WHAT TO PRODUCE> Select the lines that contain "image" and copy each of them.

----------------------------------------

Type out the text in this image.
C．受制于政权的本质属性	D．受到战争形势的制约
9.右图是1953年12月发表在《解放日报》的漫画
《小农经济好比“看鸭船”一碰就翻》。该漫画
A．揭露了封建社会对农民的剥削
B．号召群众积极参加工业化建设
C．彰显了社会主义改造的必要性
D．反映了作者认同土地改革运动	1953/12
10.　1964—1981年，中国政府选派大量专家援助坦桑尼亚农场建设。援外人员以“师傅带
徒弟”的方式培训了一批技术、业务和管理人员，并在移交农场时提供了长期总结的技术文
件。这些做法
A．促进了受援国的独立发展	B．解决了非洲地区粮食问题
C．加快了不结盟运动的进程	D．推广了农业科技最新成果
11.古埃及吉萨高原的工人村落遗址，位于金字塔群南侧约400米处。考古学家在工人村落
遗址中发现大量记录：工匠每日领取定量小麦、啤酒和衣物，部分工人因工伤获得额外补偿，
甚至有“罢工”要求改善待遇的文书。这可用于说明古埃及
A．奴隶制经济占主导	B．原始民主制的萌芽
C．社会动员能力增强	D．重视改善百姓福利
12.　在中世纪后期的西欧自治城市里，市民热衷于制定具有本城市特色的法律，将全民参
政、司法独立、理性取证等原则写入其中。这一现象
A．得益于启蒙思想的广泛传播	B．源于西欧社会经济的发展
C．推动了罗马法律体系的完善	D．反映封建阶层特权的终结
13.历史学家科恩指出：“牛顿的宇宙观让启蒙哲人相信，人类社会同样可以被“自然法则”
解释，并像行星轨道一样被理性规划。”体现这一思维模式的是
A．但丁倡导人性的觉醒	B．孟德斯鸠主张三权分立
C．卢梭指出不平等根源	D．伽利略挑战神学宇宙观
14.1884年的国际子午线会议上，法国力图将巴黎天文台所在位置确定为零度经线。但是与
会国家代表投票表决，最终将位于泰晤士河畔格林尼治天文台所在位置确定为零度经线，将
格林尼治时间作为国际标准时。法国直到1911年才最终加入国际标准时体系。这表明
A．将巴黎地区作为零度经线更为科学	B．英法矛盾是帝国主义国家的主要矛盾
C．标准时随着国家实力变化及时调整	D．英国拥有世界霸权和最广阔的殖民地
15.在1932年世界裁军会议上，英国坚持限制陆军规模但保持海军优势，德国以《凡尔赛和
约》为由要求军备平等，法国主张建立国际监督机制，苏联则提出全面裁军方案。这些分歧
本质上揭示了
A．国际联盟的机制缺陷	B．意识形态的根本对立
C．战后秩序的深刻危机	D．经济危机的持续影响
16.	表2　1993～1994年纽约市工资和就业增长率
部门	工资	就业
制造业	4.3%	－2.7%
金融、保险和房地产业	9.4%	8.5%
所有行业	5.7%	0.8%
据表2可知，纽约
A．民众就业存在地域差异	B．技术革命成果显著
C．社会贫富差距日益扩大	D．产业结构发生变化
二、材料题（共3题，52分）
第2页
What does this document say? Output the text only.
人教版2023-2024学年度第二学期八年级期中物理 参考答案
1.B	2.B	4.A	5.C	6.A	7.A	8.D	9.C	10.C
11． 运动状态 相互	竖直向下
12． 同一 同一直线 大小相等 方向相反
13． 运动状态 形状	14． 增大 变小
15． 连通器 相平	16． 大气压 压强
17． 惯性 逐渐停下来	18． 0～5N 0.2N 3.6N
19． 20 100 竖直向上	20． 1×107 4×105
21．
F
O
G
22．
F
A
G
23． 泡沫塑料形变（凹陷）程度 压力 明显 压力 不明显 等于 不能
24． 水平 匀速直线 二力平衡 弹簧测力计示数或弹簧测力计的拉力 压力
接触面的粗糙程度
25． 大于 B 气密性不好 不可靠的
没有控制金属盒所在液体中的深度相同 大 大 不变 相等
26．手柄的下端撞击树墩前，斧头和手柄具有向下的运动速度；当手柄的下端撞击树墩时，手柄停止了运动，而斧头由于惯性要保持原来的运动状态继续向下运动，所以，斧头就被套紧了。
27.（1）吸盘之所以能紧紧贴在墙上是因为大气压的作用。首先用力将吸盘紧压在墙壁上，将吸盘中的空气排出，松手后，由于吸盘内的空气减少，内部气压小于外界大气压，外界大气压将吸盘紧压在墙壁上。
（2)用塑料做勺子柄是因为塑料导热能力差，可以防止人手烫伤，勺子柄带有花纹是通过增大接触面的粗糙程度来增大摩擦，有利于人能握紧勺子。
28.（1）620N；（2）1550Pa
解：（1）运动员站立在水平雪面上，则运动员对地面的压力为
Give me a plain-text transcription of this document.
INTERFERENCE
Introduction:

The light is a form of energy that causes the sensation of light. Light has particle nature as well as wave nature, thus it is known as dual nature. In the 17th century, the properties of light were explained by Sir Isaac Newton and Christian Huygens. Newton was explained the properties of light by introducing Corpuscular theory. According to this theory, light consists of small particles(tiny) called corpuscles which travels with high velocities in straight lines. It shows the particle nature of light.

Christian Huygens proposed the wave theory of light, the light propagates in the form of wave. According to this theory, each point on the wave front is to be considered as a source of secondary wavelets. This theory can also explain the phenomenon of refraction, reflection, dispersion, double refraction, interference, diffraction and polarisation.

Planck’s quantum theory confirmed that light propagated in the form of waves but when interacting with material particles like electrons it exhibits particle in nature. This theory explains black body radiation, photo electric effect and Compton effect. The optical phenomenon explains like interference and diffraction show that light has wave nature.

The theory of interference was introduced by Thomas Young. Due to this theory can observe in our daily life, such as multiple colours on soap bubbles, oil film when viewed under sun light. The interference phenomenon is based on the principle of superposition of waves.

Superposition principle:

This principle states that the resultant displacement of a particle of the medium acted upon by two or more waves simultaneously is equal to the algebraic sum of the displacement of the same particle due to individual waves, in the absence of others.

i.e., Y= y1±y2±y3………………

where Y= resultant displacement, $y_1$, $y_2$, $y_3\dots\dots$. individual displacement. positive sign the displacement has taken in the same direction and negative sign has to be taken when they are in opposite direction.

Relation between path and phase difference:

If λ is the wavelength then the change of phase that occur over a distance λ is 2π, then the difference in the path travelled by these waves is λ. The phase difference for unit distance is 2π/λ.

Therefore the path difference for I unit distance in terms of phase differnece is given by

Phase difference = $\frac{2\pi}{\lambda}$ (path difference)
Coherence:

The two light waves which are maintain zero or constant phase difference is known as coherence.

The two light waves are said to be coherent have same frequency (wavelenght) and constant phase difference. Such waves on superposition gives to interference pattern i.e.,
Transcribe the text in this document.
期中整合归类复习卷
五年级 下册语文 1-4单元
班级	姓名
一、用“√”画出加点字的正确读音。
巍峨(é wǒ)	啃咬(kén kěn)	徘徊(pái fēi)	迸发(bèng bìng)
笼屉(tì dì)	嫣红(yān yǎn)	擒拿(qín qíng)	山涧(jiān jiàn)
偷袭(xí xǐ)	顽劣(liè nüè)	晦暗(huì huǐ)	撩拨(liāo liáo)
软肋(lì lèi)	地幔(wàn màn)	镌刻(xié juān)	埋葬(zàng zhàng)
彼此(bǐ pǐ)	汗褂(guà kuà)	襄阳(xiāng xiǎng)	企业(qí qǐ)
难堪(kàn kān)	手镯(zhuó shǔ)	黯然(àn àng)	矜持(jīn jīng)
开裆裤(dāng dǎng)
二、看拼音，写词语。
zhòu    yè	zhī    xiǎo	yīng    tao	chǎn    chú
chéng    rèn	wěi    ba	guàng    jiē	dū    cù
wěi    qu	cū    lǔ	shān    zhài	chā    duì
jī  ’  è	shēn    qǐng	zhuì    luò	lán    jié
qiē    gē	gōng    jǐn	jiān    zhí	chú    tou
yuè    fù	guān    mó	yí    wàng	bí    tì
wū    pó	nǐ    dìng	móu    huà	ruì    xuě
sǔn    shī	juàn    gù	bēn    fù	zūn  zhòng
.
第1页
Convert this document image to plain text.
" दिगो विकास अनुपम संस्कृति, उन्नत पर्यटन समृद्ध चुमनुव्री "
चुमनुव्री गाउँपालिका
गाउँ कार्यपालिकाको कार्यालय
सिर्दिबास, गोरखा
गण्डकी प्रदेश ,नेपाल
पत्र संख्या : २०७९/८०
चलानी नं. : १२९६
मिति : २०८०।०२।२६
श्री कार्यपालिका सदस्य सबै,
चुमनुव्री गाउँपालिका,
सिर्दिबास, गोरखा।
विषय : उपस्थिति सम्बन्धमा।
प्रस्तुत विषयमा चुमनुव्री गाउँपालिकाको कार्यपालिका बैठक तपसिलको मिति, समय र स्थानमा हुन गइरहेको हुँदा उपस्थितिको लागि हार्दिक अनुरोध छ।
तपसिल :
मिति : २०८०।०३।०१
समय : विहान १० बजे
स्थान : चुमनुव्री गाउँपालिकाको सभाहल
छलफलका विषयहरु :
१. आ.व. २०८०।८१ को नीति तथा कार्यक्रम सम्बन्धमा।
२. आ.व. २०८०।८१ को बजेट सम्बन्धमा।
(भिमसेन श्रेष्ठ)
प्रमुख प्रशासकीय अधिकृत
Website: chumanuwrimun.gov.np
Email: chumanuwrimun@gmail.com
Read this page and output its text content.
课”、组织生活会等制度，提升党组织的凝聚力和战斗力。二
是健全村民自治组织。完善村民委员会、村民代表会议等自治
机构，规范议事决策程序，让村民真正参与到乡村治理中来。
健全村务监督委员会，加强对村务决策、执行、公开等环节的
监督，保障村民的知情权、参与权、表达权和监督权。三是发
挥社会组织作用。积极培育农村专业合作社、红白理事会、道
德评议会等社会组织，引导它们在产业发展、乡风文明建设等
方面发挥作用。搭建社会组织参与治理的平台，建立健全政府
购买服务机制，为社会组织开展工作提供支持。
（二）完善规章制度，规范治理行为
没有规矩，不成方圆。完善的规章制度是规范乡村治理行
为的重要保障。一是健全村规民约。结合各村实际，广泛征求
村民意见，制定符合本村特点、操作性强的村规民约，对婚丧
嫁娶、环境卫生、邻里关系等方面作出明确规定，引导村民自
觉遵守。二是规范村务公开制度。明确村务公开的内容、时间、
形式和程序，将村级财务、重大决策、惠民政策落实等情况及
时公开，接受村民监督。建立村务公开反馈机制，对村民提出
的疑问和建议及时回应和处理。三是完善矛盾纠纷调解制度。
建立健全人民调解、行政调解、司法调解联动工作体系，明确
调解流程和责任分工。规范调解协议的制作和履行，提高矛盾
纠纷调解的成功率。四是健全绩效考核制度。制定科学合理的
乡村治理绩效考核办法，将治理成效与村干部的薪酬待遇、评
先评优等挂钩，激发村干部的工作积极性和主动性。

----------------------------------------

RESPONSE TO THIS EXERCISE>
Type out the text in this image.
Convert this document image to plain text.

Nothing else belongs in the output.